### GOAL
In this exercise, print only the lines from the line with "Serialize everything readable" to the last line of the data below, inclusive. Any pictures should be left out.

___ DATA FOR THIS TASK

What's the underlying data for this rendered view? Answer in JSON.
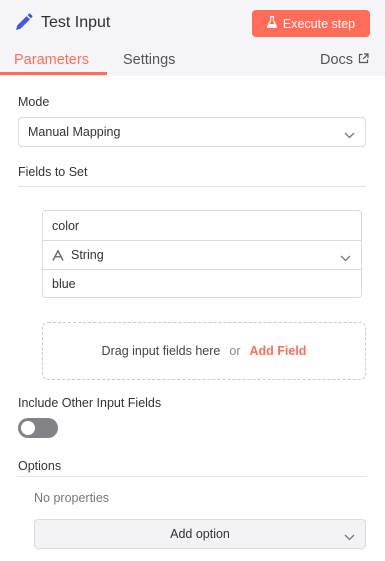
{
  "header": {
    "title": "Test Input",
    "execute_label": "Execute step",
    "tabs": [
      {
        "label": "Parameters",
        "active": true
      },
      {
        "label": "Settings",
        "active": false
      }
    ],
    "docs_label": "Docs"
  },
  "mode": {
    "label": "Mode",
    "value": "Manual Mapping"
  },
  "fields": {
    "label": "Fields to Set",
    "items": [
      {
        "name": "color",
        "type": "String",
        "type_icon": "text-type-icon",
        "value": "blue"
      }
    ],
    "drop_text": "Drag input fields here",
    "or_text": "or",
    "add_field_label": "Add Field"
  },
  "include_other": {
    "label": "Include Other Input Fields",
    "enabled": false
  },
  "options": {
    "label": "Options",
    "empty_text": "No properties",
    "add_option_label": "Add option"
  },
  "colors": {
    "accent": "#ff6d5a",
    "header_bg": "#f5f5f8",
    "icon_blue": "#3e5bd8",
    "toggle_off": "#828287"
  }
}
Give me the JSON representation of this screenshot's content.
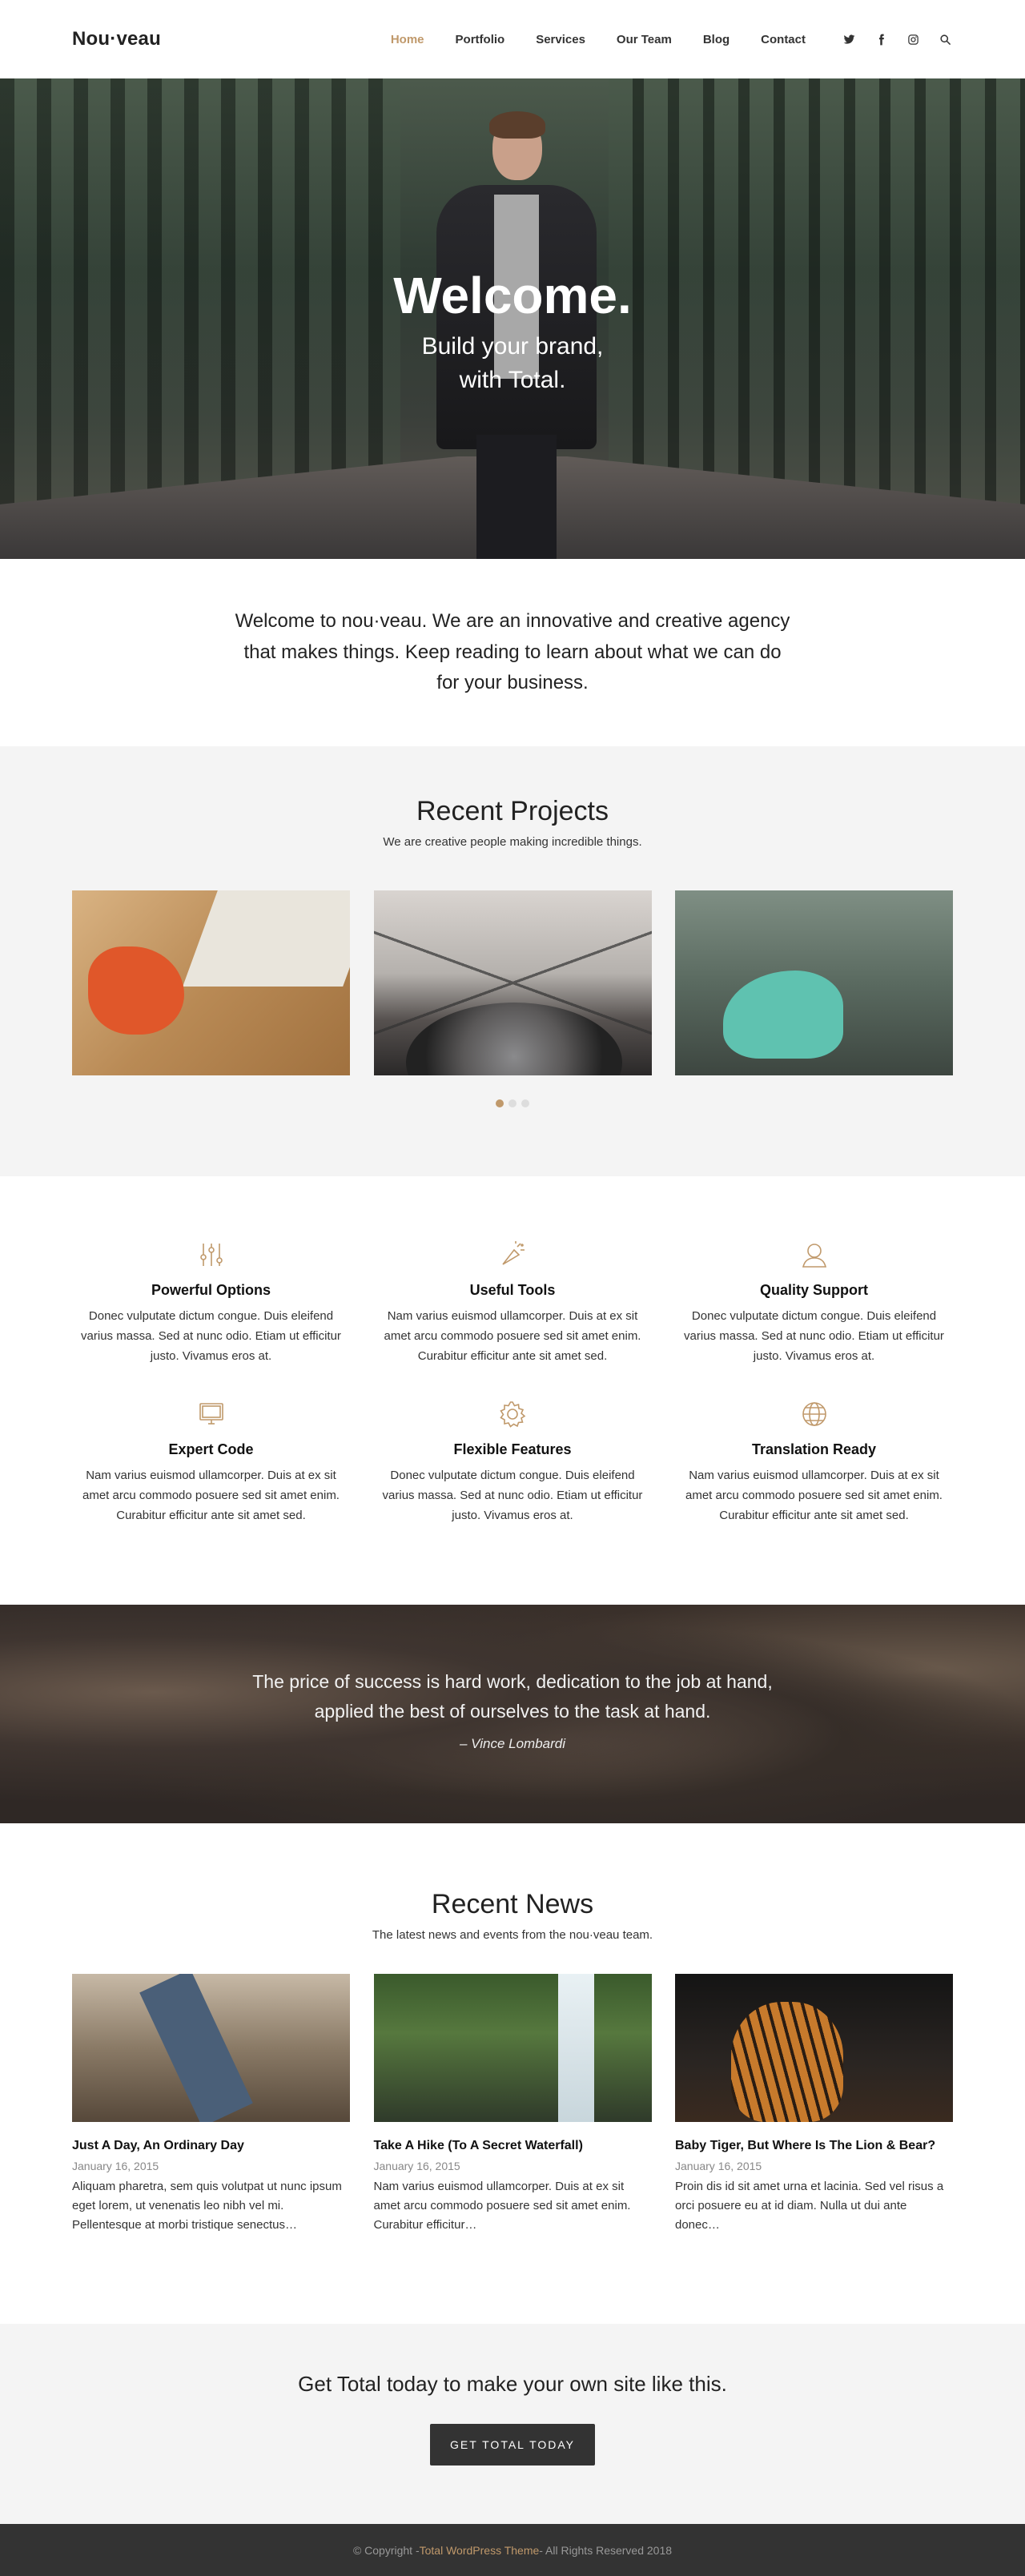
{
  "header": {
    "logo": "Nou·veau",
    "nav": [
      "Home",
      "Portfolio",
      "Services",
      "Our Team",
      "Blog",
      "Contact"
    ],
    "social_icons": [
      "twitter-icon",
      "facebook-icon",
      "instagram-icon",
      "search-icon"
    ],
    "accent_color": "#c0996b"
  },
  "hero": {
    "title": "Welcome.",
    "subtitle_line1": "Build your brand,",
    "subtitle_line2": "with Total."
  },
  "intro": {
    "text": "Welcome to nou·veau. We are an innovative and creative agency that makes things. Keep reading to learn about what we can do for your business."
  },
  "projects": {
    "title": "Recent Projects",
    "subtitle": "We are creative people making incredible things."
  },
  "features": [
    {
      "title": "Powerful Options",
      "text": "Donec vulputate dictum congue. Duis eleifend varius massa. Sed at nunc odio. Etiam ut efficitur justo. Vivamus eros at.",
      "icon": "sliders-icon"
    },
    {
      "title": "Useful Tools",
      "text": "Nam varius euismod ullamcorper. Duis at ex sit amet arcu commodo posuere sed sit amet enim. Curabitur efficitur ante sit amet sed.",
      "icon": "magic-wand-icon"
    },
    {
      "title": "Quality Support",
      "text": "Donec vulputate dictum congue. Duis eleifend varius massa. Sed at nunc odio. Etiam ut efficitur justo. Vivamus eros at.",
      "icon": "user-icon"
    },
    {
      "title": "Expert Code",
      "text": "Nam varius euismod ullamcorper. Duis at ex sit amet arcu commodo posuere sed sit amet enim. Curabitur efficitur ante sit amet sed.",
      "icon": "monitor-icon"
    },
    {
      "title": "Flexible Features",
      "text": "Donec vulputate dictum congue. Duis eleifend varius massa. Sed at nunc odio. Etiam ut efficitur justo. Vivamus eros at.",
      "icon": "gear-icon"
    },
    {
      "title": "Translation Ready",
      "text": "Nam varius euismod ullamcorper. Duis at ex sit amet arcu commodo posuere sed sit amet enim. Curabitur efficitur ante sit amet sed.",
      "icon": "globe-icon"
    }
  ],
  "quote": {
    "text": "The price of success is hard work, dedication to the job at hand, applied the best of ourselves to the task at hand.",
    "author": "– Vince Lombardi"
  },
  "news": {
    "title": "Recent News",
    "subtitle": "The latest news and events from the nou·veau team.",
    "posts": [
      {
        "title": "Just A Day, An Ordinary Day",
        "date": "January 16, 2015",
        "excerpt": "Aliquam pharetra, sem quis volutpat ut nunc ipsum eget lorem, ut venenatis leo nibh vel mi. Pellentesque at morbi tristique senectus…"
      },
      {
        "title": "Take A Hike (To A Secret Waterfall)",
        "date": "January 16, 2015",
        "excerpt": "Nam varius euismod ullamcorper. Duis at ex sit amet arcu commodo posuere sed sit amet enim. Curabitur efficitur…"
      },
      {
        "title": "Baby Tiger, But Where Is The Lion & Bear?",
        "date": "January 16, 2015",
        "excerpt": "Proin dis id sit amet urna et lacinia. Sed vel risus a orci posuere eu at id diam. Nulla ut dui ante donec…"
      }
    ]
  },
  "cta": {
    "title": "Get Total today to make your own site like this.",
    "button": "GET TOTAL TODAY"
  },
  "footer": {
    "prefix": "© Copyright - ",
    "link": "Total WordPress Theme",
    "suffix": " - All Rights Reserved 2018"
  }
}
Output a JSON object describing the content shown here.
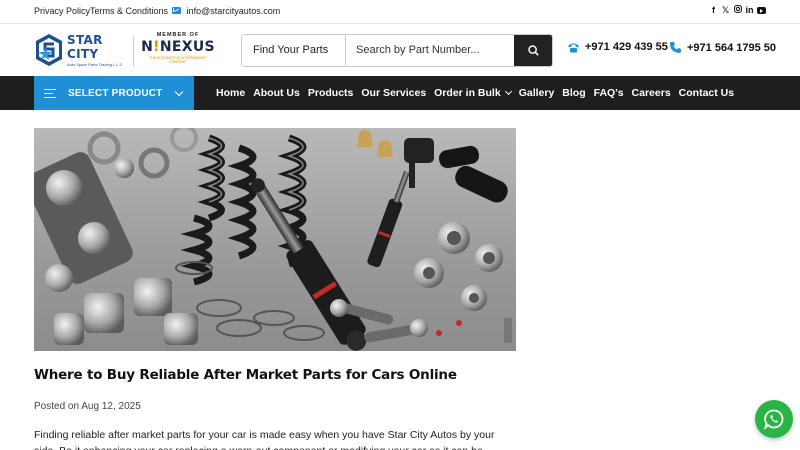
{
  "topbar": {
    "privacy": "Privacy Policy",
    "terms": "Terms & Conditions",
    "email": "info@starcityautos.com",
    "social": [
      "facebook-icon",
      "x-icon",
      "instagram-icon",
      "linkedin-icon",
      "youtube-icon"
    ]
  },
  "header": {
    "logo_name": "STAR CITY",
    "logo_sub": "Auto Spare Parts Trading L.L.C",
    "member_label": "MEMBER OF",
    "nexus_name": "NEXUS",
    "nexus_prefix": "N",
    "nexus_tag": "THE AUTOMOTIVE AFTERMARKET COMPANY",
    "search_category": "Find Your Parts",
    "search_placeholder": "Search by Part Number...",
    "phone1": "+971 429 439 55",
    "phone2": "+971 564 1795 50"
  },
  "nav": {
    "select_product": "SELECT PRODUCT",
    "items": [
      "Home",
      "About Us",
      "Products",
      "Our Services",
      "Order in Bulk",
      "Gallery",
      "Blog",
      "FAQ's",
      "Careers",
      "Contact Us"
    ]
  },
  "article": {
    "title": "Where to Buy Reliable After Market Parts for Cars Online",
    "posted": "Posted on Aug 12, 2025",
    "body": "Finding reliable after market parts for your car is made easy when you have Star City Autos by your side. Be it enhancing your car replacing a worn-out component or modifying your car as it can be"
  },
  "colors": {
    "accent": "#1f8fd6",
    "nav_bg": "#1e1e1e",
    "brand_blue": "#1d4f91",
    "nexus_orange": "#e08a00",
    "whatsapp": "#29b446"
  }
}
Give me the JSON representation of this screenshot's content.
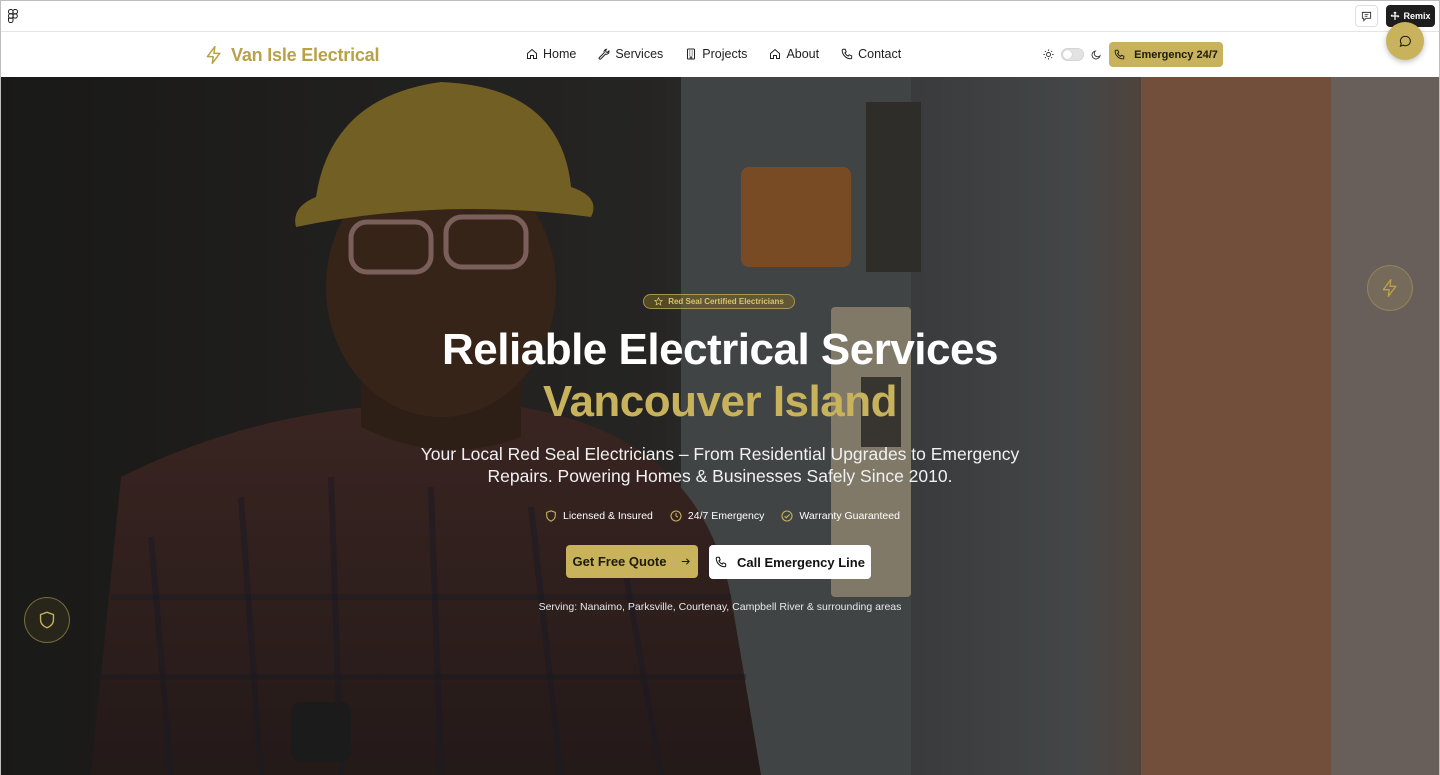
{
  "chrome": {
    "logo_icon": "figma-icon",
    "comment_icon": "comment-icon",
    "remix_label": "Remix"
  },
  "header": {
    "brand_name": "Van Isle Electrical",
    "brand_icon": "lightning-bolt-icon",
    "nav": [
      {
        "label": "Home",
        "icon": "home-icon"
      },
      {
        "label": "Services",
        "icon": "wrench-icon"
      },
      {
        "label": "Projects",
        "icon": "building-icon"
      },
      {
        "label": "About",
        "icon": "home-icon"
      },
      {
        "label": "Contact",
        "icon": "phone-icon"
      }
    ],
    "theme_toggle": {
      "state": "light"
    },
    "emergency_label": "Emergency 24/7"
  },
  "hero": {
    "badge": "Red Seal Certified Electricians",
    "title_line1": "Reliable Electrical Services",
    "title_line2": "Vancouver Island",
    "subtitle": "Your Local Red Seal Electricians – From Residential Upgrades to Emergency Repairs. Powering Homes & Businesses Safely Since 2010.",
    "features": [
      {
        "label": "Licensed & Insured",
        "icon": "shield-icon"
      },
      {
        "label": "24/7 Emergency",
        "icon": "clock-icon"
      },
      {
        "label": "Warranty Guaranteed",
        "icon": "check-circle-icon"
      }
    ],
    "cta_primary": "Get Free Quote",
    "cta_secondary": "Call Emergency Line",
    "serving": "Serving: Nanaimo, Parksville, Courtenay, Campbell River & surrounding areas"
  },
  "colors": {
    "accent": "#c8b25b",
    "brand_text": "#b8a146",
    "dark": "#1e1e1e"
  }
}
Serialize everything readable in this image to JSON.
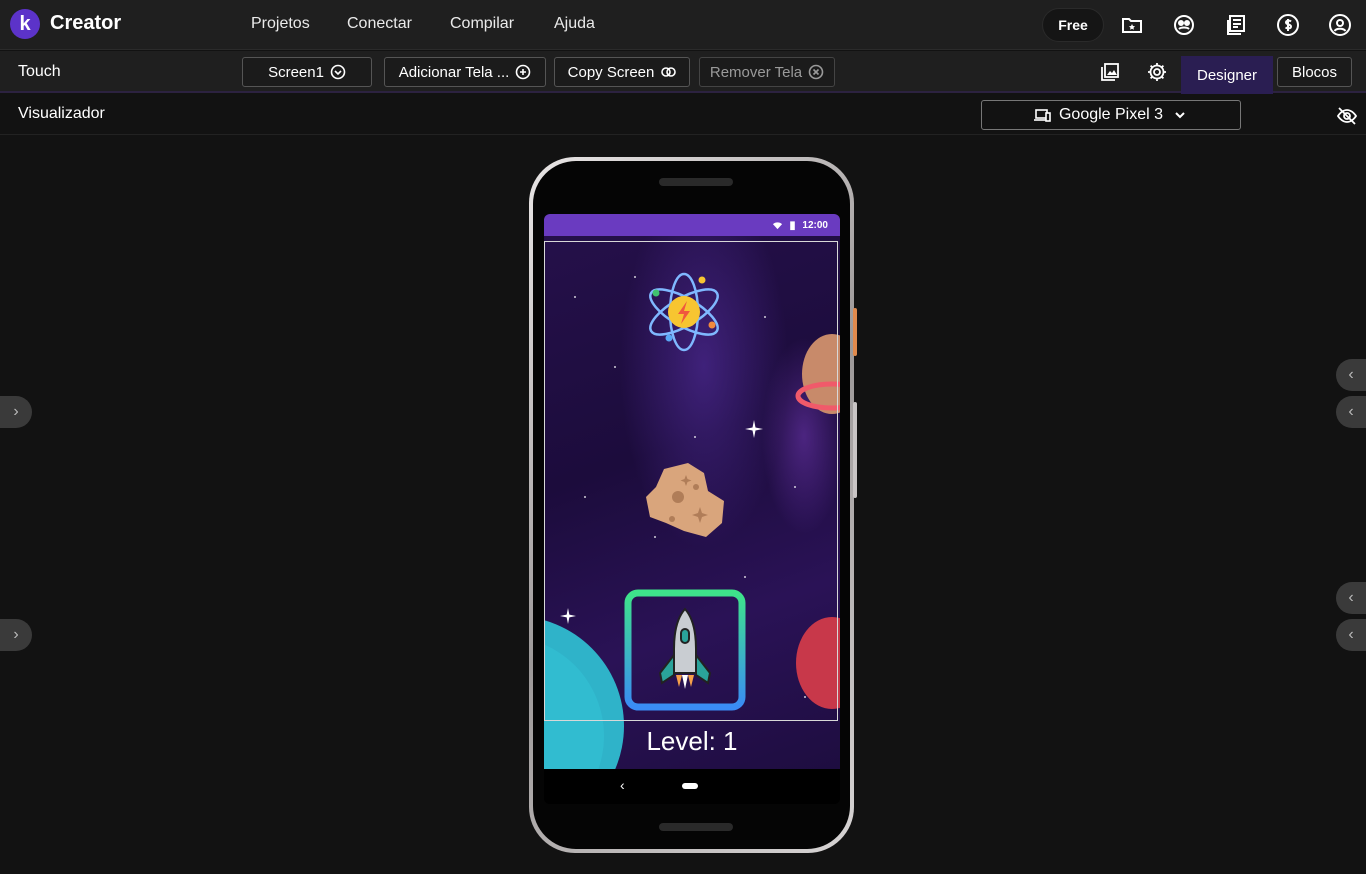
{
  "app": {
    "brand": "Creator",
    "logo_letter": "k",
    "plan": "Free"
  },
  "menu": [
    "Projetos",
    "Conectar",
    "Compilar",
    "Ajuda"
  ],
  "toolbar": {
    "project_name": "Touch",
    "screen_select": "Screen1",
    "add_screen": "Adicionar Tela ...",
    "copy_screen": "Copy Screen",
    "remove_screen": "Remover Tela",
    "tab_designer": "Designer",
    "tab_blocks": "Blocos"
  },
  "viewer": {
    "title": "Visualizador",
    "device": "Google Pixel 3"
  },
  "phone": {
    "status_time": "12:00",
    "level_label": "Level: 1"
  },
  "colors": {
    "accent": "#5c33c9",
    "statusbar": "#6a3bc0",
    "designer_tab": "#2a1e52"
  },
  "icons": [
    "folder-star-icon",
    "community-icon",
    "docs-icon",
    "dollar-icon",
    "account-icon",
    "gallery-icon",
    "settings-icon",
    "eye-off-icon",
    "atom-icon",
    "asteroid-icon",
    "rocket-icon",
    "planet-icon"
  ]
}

______

### TASK ANSWER
Serialize everything readable in this image to JSON.
{
  "app": {
    "brand": "Creator",
    "logo_letter": "k",
    "plan": "Free"
  },
  "menu": [
    "Projetos",
    "Conectar",
    "Compilar",
    "Ajuda"
  ],
  "toolbar": {
    "project_name": "Touch",
    "screen_select": "Screen1",
    "add_screen": "Adicionar Tela ...",
    "copy_screen": "Copy Screen",
    "remove_screen": "Remover Tela",
    "tab_designer": "Designer",
    "tab_blocks": "Blocos"
  },
  "viewer": {
    "title": "Visualizador",
    "device": "Google Pixel 3"
  },
  "phone": {
    "status_time": "12:00",
    "level_label": "Level: 1"
  },
  "colors": {
    "accent": "#5c33c9",
    "statusbar": "#6a3bc0",
    "designer_tab": "#2a1e52"
  },
  "icons": [
    "folder-star-icon",
    "community-icon",
    "docs-icon",
    "dollar-icon",
    "account-icon",
    "gallery-icon",
    "settings-icon",
    "eye-off-icon",
    "atom-icon",
    "asteroid-icon",
    "rocket-icon",
    "planet-icon"
  ]
}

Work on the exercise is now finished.